Entries taken from a collection
──────────────────────────────

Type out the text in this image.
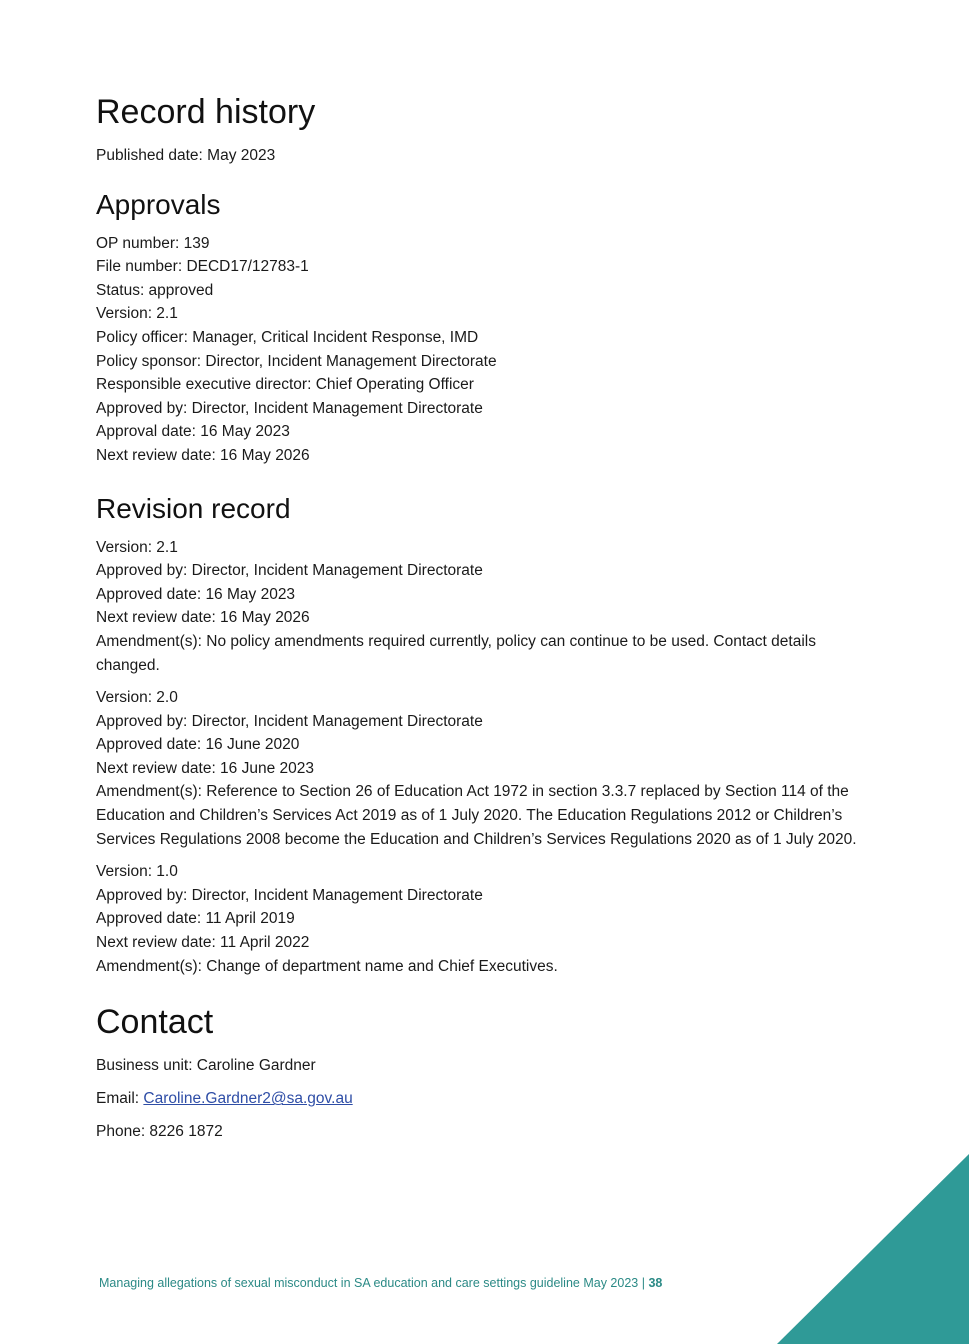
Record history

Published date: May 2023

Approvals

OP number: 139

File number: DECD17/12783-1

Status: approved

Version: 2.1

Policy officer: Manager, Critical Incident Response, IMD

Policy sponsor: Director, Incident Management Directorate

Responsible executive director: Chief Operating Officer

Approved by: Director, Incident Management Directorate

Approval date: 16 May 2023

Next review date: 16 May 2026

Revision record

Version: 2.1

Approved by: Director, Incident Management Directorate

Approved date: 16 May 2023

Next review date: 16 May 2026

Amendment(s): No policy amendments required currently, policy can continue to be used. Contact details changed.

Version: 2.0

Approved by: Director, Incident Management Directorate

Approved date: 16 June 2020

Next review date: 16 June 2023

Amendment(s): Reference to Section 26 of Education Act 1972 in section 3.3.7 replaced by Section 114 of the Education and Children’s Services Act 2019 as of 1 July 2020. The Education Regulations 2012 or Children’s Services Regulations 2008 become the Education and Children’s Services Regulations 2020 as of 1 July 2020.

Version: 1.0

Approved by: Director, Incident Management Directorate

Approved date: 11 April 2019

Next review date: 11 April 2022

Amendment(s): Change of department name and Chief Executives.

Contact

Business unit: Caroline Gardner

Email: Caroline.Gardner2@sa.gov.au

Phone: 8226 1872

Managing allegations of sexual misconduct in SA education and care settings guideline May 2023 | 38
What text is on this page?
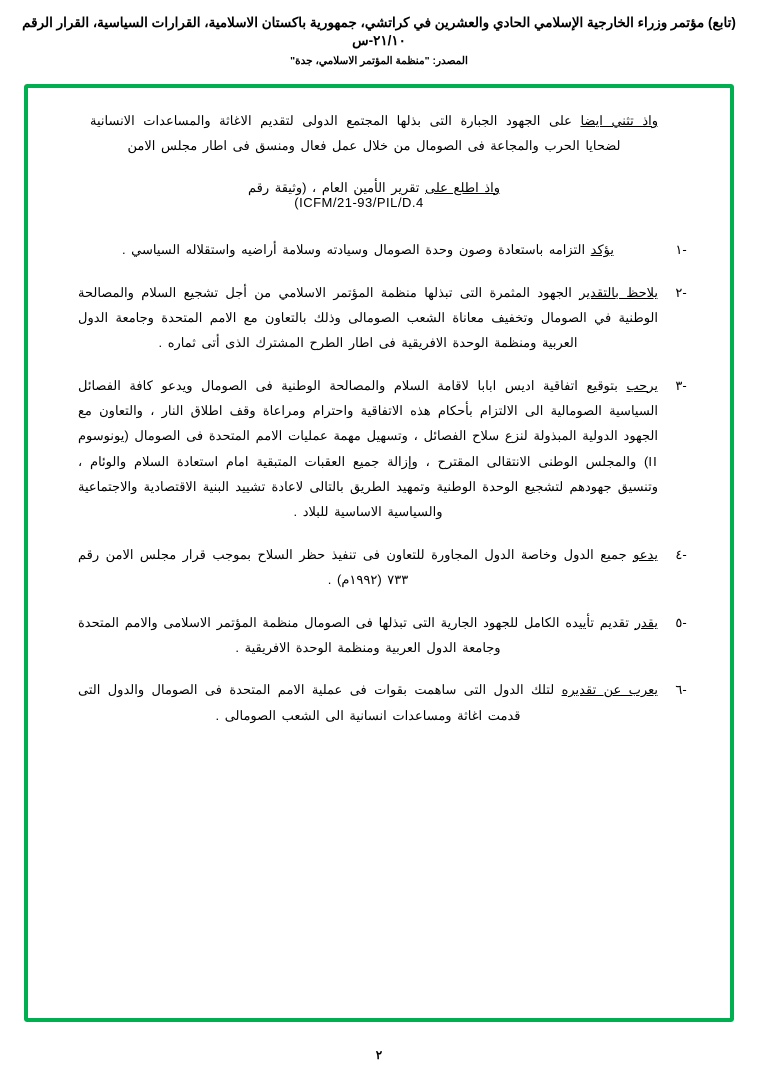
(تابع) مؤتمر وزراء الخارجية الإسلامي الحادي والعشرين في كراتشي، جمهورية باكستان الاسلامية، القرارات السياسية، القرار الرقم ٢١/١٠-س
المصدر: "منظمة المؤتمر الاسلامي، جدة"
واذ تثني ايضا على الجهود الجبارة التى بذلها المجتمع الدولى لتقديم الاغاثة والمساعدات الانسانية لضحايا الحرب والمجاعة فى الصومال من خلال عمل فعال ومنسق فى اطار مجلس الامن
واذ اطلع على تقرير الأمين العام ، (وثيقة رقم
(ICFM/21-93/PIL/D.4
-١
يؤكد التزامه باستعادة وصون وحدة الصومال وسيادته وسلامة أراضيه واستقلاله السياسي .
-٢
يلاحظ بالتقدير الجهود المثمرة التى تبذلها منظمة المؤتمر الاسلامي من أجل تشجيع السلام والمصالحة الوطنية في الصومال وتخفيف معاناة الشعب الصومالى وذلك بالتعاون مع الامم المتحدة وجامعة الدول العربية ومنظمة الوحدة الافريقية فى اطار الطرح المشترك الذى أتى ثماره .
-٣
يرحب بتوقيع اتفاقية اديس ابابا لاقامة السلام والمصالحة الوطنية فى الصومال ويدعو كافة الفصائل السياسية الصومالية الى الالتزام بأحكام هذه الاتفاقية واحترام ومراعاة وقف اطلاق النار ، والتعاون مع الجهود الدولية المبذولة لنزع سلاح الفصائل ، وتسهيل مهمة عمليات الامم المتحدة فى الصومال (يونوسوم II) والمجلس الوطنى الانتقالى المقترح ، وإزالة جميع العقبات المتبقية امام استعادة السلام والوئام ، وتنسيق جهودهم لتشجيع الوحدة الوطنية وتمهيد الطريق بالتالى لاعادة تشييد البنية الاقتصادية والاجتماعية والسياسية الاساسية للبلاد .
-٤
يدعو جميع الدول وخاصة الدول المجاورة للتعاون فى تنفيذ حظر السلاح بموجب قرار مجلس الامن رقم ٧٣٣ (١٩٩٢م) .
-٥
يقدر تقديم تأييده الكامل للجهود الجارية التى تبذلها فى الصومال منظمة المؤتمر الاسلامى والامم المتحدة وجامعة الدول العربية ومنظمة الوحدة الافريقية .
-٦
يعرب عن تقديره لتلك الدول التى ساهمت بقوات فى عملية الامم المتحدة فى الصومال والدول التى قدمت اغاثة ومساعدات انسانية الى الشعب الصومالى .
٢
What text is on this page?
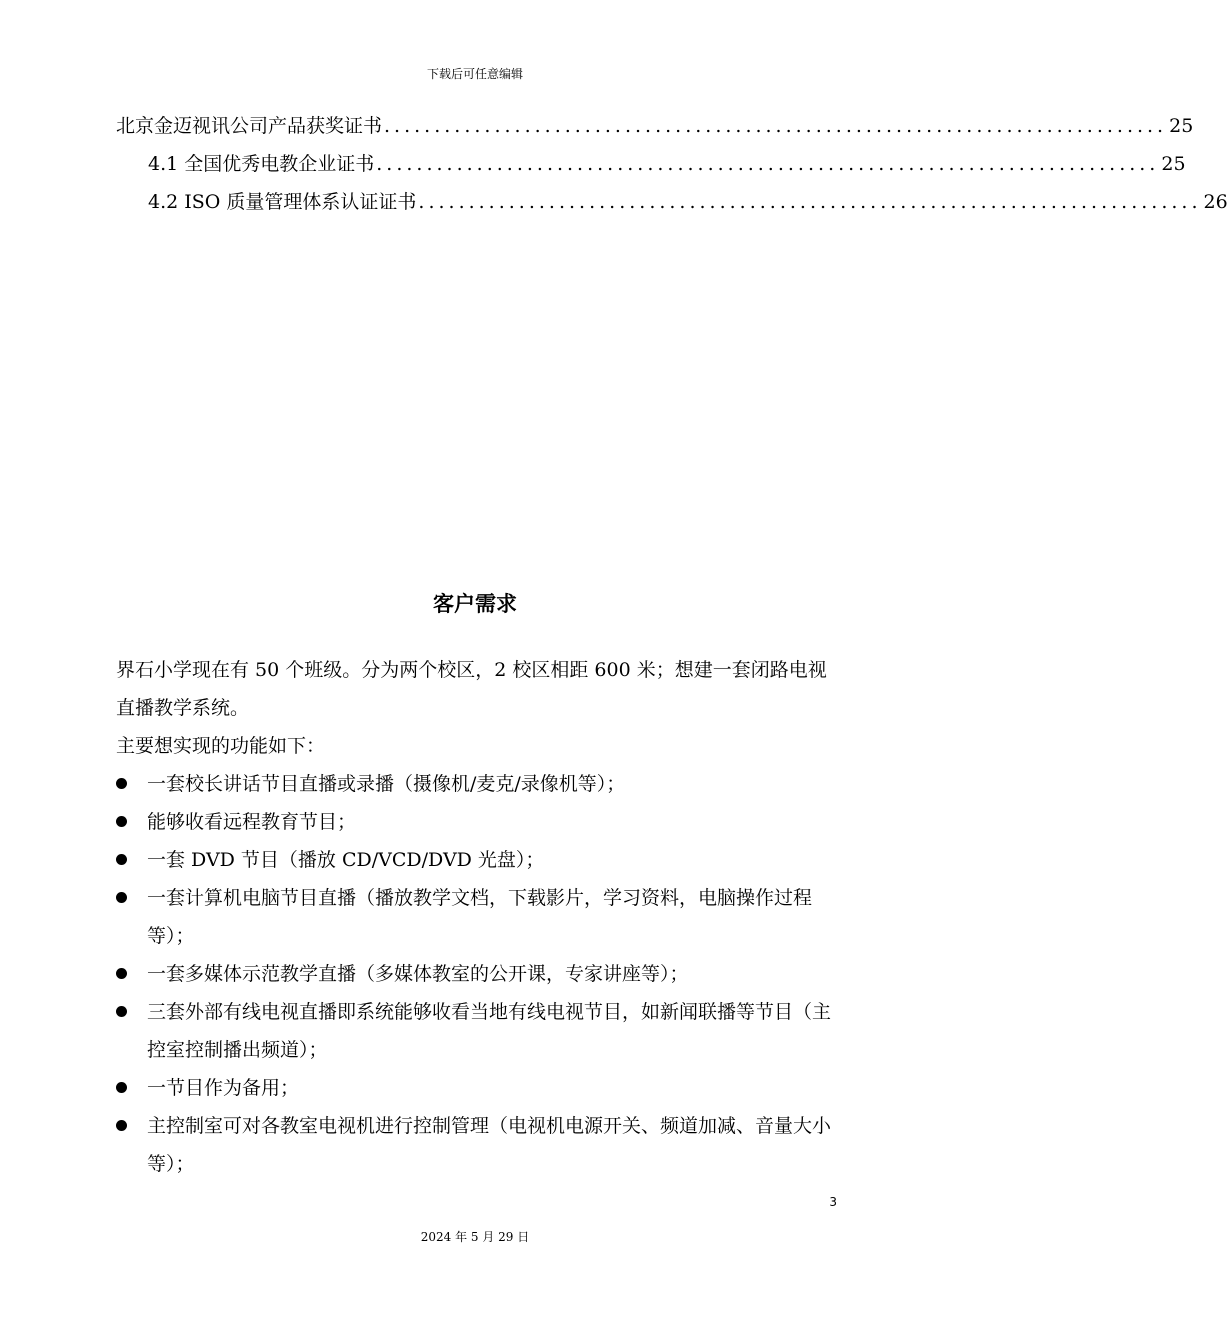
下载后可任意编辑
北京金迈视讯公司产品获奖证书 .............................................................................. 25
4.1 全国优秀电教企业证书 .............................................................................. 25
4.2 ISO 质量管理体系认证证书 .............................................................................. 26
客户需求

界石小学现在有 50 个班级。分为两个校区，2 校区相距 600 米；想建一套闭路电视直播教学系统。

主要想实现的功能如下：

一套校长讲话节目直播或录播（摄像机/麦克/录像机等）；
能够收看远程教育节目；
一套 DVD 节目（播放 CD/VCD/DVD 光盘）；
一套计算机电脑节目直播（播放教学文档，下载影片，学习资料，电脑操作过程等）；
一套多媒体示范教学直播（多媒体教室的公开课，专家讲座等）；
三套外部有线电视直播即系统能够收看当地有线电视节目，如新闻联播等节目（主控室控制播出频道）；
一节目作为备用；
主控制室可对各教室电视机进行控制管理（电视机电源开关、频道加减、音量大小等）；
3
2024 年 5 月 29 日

──────────────────────────────

TASK DIRECTIONS
Reproduce every entry word for word, but skip any pictures.

ANSWER TO THIS TASK
Type out the text in this image.
Record history

Published date: May 2023

Approvals

OP number: 139

File number: DECD17/12783-1

Status: approved

Version: 2.1

Policy officer: Manager, Critical Incident Response, IMD

Policy sponsor: Director, Incident Management Directorate

Responsible executive director: Chief Operating Officer

Approved by: Director, Incident Management Directorate

Approval date: 16 May 2023

Next review date: 16 May 2026

Revision record

Version: 2.1

Approved by: Director, Incident Management Directorate

Approved date: 16 May 2023

Next review date: 16 May 2026

Amendment(s): No policy amendments required currently, policy can continue to be used. Contact details changed.

Version: 2.0

Approved by: Director, Incident Management Directorate

Approved date: 16 June 2020

Next review date: 16 June 2023

Amendment(s): Reference to Section 26 of Education Act 1972 in section 3.3.7 replaced by Section 114 of the Education and Children’s Services Act 2019 as of 1 July 2020. The Education Regulations 2012 or Children’s Services Regulations 2008 become the Education and Children’s Services Regulations 2020 as of 1 July 2020.

Version: 1.0

Approved by: Director, Incident Management Directorate

Approved date: 11 April 2019

Next review date: 11 April 2022

Amendment(s): Change of department name and Chief Executives.

Contact

Business unit: Caroline Gardner

Email: Caroline.Gardner2@sa.gov.au

Phone: 8226 1872

Managing allegations of sexual misconduct in SA education and care settings guideline May 2023 | 38
What text is on this page?
(تابع) مؤتمر وزراء الخارجية الإسلامي الحادي والعشرين في كراتشي، جمهورية باكستان الاسلامية، القرارات السياسية، القرار الرقم ٢١/١٠-س
المصدر: "منظمة المؤتمر الاسلامي، جدة"
واذ تثني ايضا على الجهود الجبارة التى بذلها المجتمع الدولى لتقديم الاغاثة والمساعدات الانسانية لضحايا الحرب والمجاعة فى الصومال من خلال عمل فعال ومنسق فى اطار مجلس الامن
واذ اطلع على تقرير الأمين العام ، (وثيقة رقم
(ICFM/21-93/PIL/D.4
-١
يؤكد التزامه باستعادة وصون وحدة الصومال وسيادته وسلامة أراضيه واستقلاله السياسي .
-٢
يلاحظ بالتقدير الجهود المثمرة التى تبذلها منظمة المؤتمر الاسلامي من أجل تشجيع السلام والمصالحة الوطنية في الصومال وتخفيف معاناة الشعب الصومالى وذلك بالتعاون مع الامم المتحدة وجامعة الدول العربية ومنظمة الوحدة الافريقية فى اطار الطرح المشترك الذى أتى ثماره .
-٣
يرحب بتوقيع اتفاقية اديس ابابا لاقامة السلام والمصالحة الوطنية فى الصومال ويدعو كافة الفصائل السياسية الصومالية الى الالتزام بأحكام هذه الاتفاقية واحترام ومراعاة وقف اطلاق النار ، والتعاون مع الجهود الدولية المبذولة لنزع سلاح الفصائل ، وتسهيل مهمة عمليات الامم المتحدة فى الصومال (يونوسوم II) والمجلس الوطنى الانتقالى المقترح ، وإزالة جميع العقبات المتبقية امام استعادة السلام والوئام ، وتنسيق جهودهم لتشجيع الوحدة الوطنية وتمهيد الطريق بالتالى لاعادة تشييد البنية الاقتصادية والاجتماعية والسياسية الاساسية للبلاد .
-٤
يدعو جميع الدول وخاصة الدول المجاورة للتعاون فى تنفيذ حظر السلاح بموجب قرار مجلس الامن رقم ٧٣٣ (١٩٩٢م) .
-٥
يقدر تقديم تأييده الكامل للجهود الجارية التى تبذلها فى الصومال منظمة المؤتمر الاسلامى والامم المتحدة وجامعة الدول العربية ومنظمة الوحدة الافريقية .
-٦
يعرب عن تقديره لتلك الدول التى ساهمت بقوات فى عملية الامم المتحدة فى الصومال والدول التى قدمت اغاثة ومساعدات انسانية الى الشعب الصومالى .
٢
What text is on this page?
下载后可任意编辑
北京金迈视讯公司产品获奖证书 .............................................................................. 25
4.1 全国优秀电教企业证书 .............................................................................. 25
4.2 ISO 质量管理体系认证证书 .............................................................................. 26
客户需求

界石小学现在有 50 个班级。分为两个校区，2 校区相距 600 米；想建一套闭路电视直播教学系统。

主要想实现的功能如下：

一套校长讲话节目直播或录播（摄像机/麦克/录像机等）；
能够收看远程教育节目；
一套 DVD 节目（播放 CD/VCD/DVD 光盘）；
一套计算机电脑节目直播（播放教学文档，下载影片，学习资料，电脑操作过程等）；
一套多媒体示范教学直播（多媒体教室的公开课，专家讲座等）；
三套外部有线电视直播即系统能够收看当地有线电视节目，如新闻联播等节目（主控室控制播出频道）；
一节目作为备用；
主控制室可对各教室电视机进行控制管理（电视机电源开关、频道加减、音量大小等）；
3
2024 年 5 月 29 日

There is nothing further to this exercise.